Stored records
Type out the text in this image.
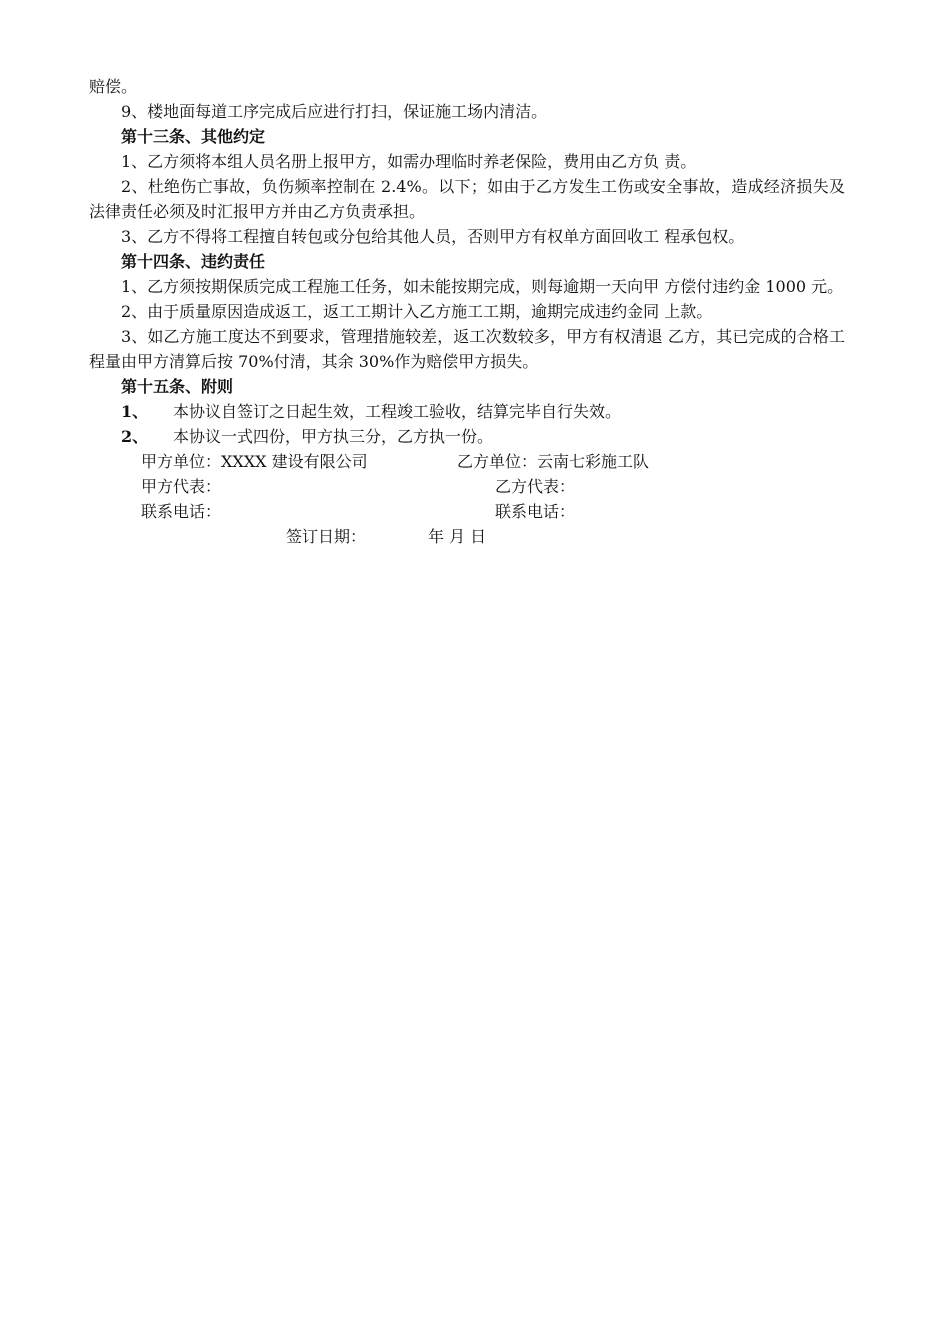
赔偿。

9、楼地面每道工序完成后应进行打扫，保证施工场内清洁。

第十三条、其他约定

1、乙方须将本组人员名册上报甲方，如需办理临时养老保险，费用由乙方负 责。

2、杜绝伤亡事故，负伤频率控制在 2.4%。以下；如由于乙方发生工伤或安全事故，造成经济损失及法律责任必须及时汇报甲方并由乙方负责承担。

3、乙方不得将工程擅自转包或分包给其他人员，否则甲方有权单方面回收工 程承包权。

第十四条、违约责任

1、乙方须按期保质完成工程施工任务，如未能按期完成，则每逾期一天向甲 方偿付违约金 1000 元。

2、由于质量原因造成返工，返工工期计入乙方施工工期，逾期完成违约金同 上款。

3、如乙方施工度达不到要求，管理措施较差，返工次数较多，甲方有权清退 乙方，其已完成的合格工程量由甲方清算后按 70%付清，其余 30%作为赔偿甲方损失。

第十五条、附则

1、 本协议自签订之日起生效，工程竣工验收，结算完毕自行失效。

2、 本协议一式四份，甲方执三分，乙方执一份。

甲方单位：XXXX 建设有限公司	乙方单位：云南七彩施工队
甲方代表：	乙方代表：
联系电话：	联系电话：
签订日期：	年 月 日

• [STATED PROBLEM]: Output each line exactly; omit every picture.

• [RESULT FOR THIS EXERCISE]:
Type out the text in this image.
赔偿。

9、楼地面每道工序完成后应进行打扫，保证施工场内清洁。

第十三条、其他约定

1、乙方须将本组人员名册上报甲方，如需办理临时养老保险，费用由乙方负 责。

2、杜绝伤亡事故，负伤频率控制在 2.4%。以下；如由于乙方发生工伤或安全事故，造成经济损失及法律责任必须及时汇报甲方并由乙方负责承担。

3、乙方不得将工程擅自转包或分包给其他人员，否则甲方有权单方面回收工 程承包权。

第十四条、违约责任

1、乙方须按期保质完成工程施工任务，如未能按期完成，则每逾期一天向甲 方偿付违约金 1000 元。

2、由于质量原因造成返工，返工工期计入乙方施工工期，逾期完成违约金同 上款。

3、如乙方施工度达不到要求，管理措施较差，返工次数较多，甲方有权清退 乙方，其已完成的合格工程量由甲方清算后按 70%付清，其余 30%作为赔偿甲方损失。

第十五条、附则

1、 本协议自签订之日起生效，工程竣工验收，结算完毕自行失效。

2、 本协议一式四份，甲方执三分，乙方执一份。

甲方单位：XXXX 建设有限公司	乙方单位：云南七彩施工队
甲方代表：	乙方代表：
联系电话：	联系电话：
签订日期：	年 月 日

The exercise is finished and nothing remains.